(Collected data entries)
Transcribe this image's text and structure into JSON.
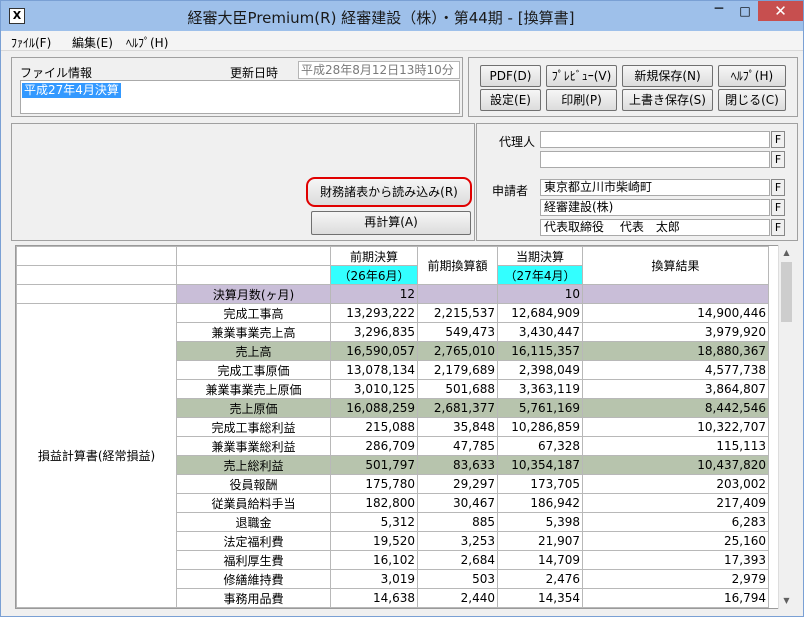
{
  "window": {
    "title": "経審大臣Premium(R)  経審建設（株）・第44期 - [換算書]",
    "app_icon": "X",
    "minimize": "─",
    "maximize": "□",
    "close": "✕"
  },
  "menu": [
    {
      "label": "ﾌｧｲﾙ(F)"
    },
    {
      "label": "編集(E)"
    },
    {
      "label": "ﾍﾙﾌﾟ(H)"
    }
  ],
  "file_info": {
    "label": "ファイル情報",
    "updated_label": "更新日時",
    "updated_value": "平成28年8月12日13時10分",
    "file_value": "平成27年4月決算"
  },
  "toolbar": {
    "pdf": "PDF(D)",
    "preview": "ﾌﾟﾚﾋﾞｭｰ(V)",
    "save_new": "新規保存(N)",
    "help": "ﾍﾙﾌﾟ(H)",
    "settings": "設定(E)",
    "print": "印刷(P)",
    "overwrite": "上書き保存(S)",
    "close": "閉じる(C)"
  },
  "actions": {
    "import": "財務諸表から読み込み(R)",
    "recalc": "再計算(A)"
  },
  "agent": {
    "label": "代理人",
    "line1": "",
    "line2": ""
  },
  "applicant": {
    "label": "申請者",
    "address": "東京都立川市柴崎町",
    "company": "経審建設(株)",
    "representative": "代表取締役　 代表　太郎"
  },
  "f_button": "F",
  "table": {
    "headers": {
      "prev": "前期決算",
      "prev_period": "（26年6月）",
      "prev_conv": "前期換算額",
      "curr": "当期決算",
      "curr_period": "（27年4月）",
      "result": "換算結果"
    },
    "months_label": "決算月数(ヶ月)",
    "months_prev": "12",
    "months_curr": "10",
    "group_label": "損益計算書(経常損益)",
    "rows": [
      {
        "name": "完成工事高",
        "prev": "13,293,222",
        "conv": "2,215,537",
        "curr": "12,684,909",
        "result": "14,900,446",
        "hl": false
      },
      {
        "name": "兼業事業売上高",
        "prev": "3,296,835",
        "conv": "549,473",
        "curr": "3,430,447",
        "result": "3,979,920",
        "hl": false
      },
      {
        "name": "売上高",
        "prev": "16,590,057",
        "conv": "2,765,010",
        "curr": "16,115,357",
        "result": "18,880,367",
        "hl": true
      },
      {
        "name": "完成工事原価",
        "prev": "13,078,134",
        "conv": "2,179,689",
        "curr": "2,398,049",
        "result": "4,577,738",
        "hl": false
      },
      {
        "name": "兼業事業売上原価",
        "prev": "3,010,125",
        "conv": "501,688",
        "curr": "3,363,119",
        "result": "3,864,807",
        "hl": false
      },
      {
        "name": "売上原価",
        "prev": "16,088,259",
        "conv": "2,681,377",
        "curr": "5,761,169",
        "result": "8,442,546",
        "hl": true
      },
      {
        "name": "完成工事総利益",
        "prev": "215,088",
        "conv": "35,848",
        "curr": "10,286,859",
        "result": "10,322,707",
        "hl": false
      },
      {
        "name": "兼業事業総利益",
        "prev": "286,709",
        "conv": "47,785",
        "curr": "67,328",
        "result": "115,113",
        "hl": false
      },
      {
        "name": "売上総利益",
        "prev": "501,797",
        "conv": "83,633",
        "curr": "10,354,187",
        "result": "10,437,820",
        "hl": true
      },
      {
        "name": "役員報酬",
        "prev": "175,780",
        "conv": "29,297",
        "curr": "173,705",
        "result": "203,002",
        "hl": false
      },
      {
        "name": "従業員給料手当",
        "prev": "182,800",
        "conv": "30,467",
        "curr": "186,942",
        "result": "217,409",
        "hl": false
      },
      {
        "name": "退職金",
        "prev": "5,312",
        "conv": "885",
        "curr": "5,398",
        "result": "6,283",
        "hl": false
      },
      {
        "name": "法定福利費",
        "prev": "19,520",
        "conv": "3,253",
        "curr": "21,907",
        "result": "25,160",
        "hl": false
      },
      {
        "name": "福利厚生費",
        "prev": "16,102",
        "conv": "2,684",
        "curr": "14,709",
        "result": "17,393",
        "hl": false
      },
      {
        "name": "修繕維持費",
        "prev": "3,019",
        "conv": "503",
        "curr": "2,476",
        "result": "2,979",
        "hl": false
      },
      {
        "name": "事務用品費",
        "prev": "14,638",
        "conv": "2,440",
        "curr": "14,354",
        "result": "16,794",
        "hl": false
      }
    ]
  },
  "scrollbar": {
    "up": "▲",
    "down": "▼"
  }
}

Set task
Copy out all the data without changing anything, and drop the pictures.

Output
Transcribe this image's text and structure into JSON.
{
  "window": {
    "title": "経審大臣Premium(R)  経審建設（株）・第44期 - [換算書]",
    "app_icon": "X",
    "minimize": "─",
    "maximize": "□",
    "close": "✕"
  },
  "menu": [
    {
      "label": "ﾌｧｲﾙ(F)"
    },
    {
      "label": "編集(E)"
    },
    {
      "label": "ﾍﾙﾌﾟ(H)"
    }
  ],
  "file_info": {
    "label": "ファイル情報",
    "updated_label": "更新日時",
    "updated_value": "平成28年8月12日13時10分",
    "file_value": "平成27年4月決算"
  },
  "toolbar": {
    "pdf": "PDF(D)",
    "preview": "ﾌﾟﾚﾋﾞｭｰ(V)",
    "save_new": "新規保存(N)",
    "help": "ﾍﾙﾌﾟ(H)",
    "settings": "設定(E)",
    "print": "印刷(P)",
    "overwrite": "上書き保存(S)",
    "close": "閉じる(C)"
  },
  "actions": {
    "import": "財務諸表から読み込み(R)",
    "recalc": "再計算(A)"
  },
  "agent": {
    "label": "代理人",
    "line1": "",
    "line2": ""
  },
  "applicant": {
    "label": "申請者",
    "address": "東京都立川市柴崎町",
    "company": "経審建設(株)",
    "representative": "代表取締役　 代表　太郎"
  },
  "f_button": "F",
  "table": {
    "headers": {
      "prev": "前期決算",
      "prev_period": "（26年6月）",
      "prev_conv": "前期換算額",
      "curr": "当期決算",
      "curr_period": "（27年4月）",
      "result": "換算結果"
    },
    "months_label": "決算月数(ヶ月)",
    "months_prev": "12",
    "months_curr": "10",
    "group_label": "損益計算書(経常損益)",
    "rows": [
      {
        "name": "完成工事高",
        "prev": "13,293,222",
        "conv": "2,215,537",
        "curr": "12,684,909",
        "result": "14,900,446",
        "hl": false
      },
      {
        "name": "兼業事業売上高",
        "prev": "3,296,835",
        "conv": "549,473",
        "curr": "3,430,447",
        "result": "3,979,920",
        "hl": false
      },
      {
        "name": "売上高",
        "prev": "16,590,057",
        "conv": "2,765,010",
        "curr": "16,115,357",
        "result": "18,880,367",
        "hl": true
      },
      {
        "name": "完成工事原価",
        "prev": "13,078,134",
        "conv": "2,179,689",
        "curr": "2,398,049",
        "result": "4,577,738",
        "hl": false
      },
      {
        "name": "兼業事業売上原価",
        "prev": "3,010,125",
        "conv": "501,688",
        "curr": "3,363,119",
        "result": "3,864,807",
        "hl": false
      },
      {
        "name": "売上原価",
        "prev": "16,088,259",
        "conv": "2,681,377",
        "curr": "5,761,169",
        "result": "8,442,546",
        "hl": true
      },
      {
        "name": "完成工事総利益",
        "prev": "215,088",
        "conv": "35,848",
        "curr": "10,286,859",
        "result": "10,322,707",
        "hl": false
      },
      {
        "name": "兼業事業総利益",
        "prev": "286,709",
        "conv": "47,785",
        "curr": "67,328",
        "result": "115,113",
        "hl": false
      },
      {
        "name": "売上総利益",
        "prev": "501,797",
        "conv": "83,633",
        "curr": "10,354,187",
        "result": "10,437,820",
        "hl": true
      },
      {
        "name": "役員報酬",
        "prev": "175,780",
        "conv": "29,297",
        "curr": "173,705",
        "result": "203,002",
        "hl": false
      },
      {
        "name": "従業員給料手当",
        "prev": "182,800",
        "conv": "30,467",
        "curr": "186,942",
        "result": "217,409",
        "hl": false
      },
      {
        "name": "退職金",
        "prev": "5,312",
        "conv": "885",
        "curr": "5,398",
        "result": "6,283",
        "hl": false
      },
      {
        "name": "法定福利費",
        "prev": "19,520",
        "conv": "3,253",
        "curr": "21,907",
        "result": "25,160",
        "hl": false
      },
      {
        "name": "福利厚生費",
        "prev": "16,102",
        "conv": "2,684",
        "curr": "14,709",
        "result": "17,393",
        "hl": false
      },
      {
        "name": "修繕維持費",
        "prev": "3,019",
        "conv": "503",
        "curr": "2,476",
        "result": "2,979",
        "hl": false
      },
      {
        "name": "事務用品費",
        "prev": "14,638",
        "conv": "2,440",
        "curr": "14,354",
        "result": "16,794",
        "hl": false
      }
    ]
  },
  "scrollbar": {
    "up": "▲",
    "down": "▼"
  }
}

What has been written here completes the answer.